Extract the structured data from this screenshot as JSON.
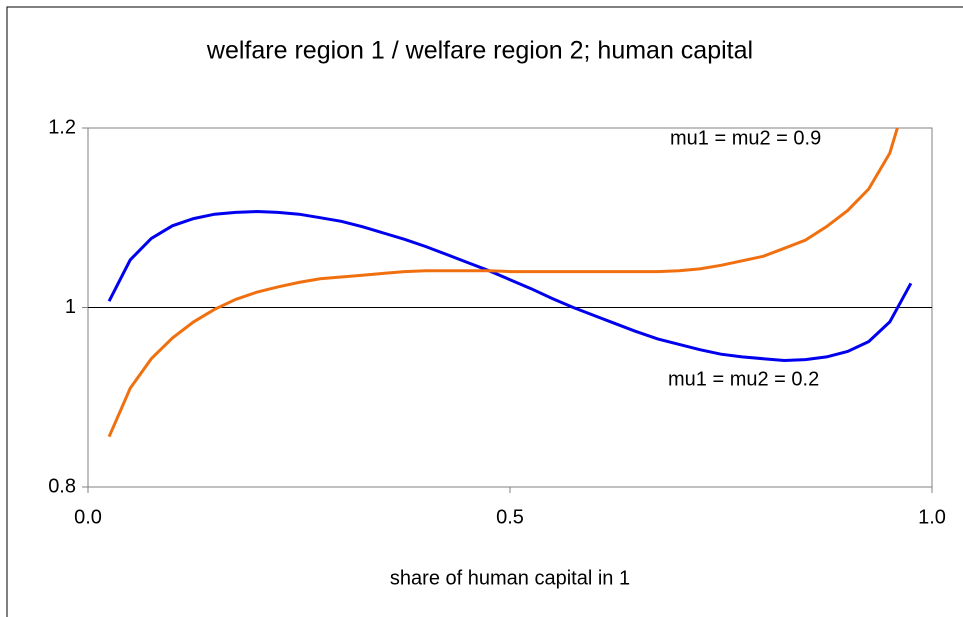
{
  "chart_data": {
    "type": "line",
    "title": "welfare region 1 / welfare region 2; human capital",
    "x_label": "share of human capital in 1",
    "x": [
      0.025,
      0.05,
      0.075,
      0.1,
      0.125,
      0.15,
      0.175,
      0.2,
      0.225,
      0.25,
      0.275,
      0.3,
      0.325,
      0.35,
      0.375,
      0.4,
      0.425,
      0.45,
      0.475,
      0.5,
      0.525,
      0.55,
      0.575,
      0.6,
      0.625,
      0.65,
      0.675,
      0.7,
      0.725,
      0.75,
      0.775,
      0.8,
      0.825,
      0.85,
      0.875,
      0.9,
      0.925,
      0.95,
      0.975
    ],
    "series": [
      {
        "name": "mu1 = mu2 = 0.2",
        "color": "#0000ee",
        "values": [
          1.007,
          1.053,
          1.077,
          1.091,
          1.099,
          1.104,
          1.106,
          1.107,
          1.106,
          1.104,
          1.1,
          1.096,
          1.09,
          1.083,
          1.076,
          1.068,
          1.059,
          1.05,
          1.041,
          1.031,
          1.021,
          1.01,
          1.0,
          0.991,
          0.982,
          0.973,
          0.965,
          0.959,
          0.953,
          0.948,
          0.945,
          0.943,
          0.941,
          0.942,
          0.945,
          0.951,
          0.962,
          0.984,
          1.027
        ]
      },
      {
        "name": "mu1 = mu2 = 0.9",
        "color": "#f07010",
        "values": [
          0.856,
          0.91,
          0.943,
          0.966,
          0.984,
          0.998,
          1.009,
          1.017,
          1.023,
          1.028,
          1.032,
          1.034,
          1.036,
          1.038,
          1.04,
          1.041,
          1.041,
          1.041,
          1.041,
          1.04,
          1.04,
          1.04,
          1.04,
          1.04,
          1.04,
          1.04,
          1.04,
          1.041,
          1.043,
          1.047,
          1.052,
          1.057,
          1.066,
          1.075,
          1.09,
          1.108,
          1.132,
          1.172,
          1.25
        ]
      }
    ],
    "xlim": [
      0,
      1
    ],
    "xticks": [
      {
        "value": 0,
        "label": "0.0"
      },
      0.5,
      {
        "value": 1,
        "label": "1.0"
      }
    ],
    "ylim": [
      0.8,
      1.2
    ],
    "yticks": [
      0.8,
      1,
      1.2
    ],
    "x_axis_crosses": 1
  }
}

============================================================

Leave out the pictures and repeat everything else in the records exactly.

[Exercise solution]
Extract the structured data from this screenshot as JSON.
{
  "chart_data": {
    "type": "line",
    "title": "welfare region 1 / welfare region 2; human capital",
    "x_label": "share of human capital in 1",
    "x": [
      0.025,
      0.05,
      0.075,
      0.1,
      0.125,
      0.15,
      0.175,
      0.2,
      0.225,
      0.25,
      0.275,
      0.3,
      0.325,
      0.35,
      0.375,
      0.4,
      0.425,
      0.45,
      0.475,
      0.5,
      0.525,
      0.55,
      0.575,
      0.6,
      0.625,
      0.65,
      0.675,
      0.7,
      0.725,
      0.75,
      0.775,
      0.8,
      0.825,
      0.85,
      0.875,
      0.9,
      0.925,
      0.95,
      0.975
    ],
    "series": [
      {
        "name": "mu1 = mu2 = 0.2",
        "color": "#0000ee",
        "values": [
          1.007,
          1.053,
          1.077,
          1.091,
          1.099,
          1.104,
          1.106,
          1.107,
          1.106,
          1.104,
          1.1,
          1.096,
          1.09,
          1.083,
          1.076,
          1.068,
          1.059,
          1.05,
          1.041,
          1.031,
          1.021,
          1.01,
          1.0,
          0.991,
          0.982,
          0.973,
          0.965,
          0.959,
          0.953,
          0.948,
          0.945,
          0.943,
          0.941,
          0.942,
          0.945,
          0.951,
          0.962,
          0.984,
          1.027
        ]
      },
      {
        "name": "mu1 = mu2 = 0.9",
        "color": "#f07010",
        "values": [
          0.856,
          0.91,
          0.943,
          0.966,
          0.984,
          0.998,
          1.009,
          1.017,
          1.023,
          1.028,
          1.032,
          1.034,
          1.036,
          1.038,
          1.04,
          1.041,
          1.041,
          1.041,
          1.041,
          1.04,
          1.04,
          1.04,
          1.04,
          1.04,
          1.04,
          1.04,
          1.04,
          1.041,
          1.043,
          1.047,
          1.052,
          1.057,
          1.066,
          1.075,
          1.09,
          1.108,
          1.132,
          1.172,
          1.25
        ]
      }
    ],
    "xlim": [
      0,
      1
    ],
    "xticks": [
      {
        "value": 0,
        "label": "0.0"
      },
      0.5,
      {
        "value": 1,
        "label": "1.0"
      }
    ],
    "ylim": [
      0.8,
      1.2
    ],
    "yticks": [
      0.8,
      1,
      1.2
    ],
    "x_axis_crosses": 1
  }
}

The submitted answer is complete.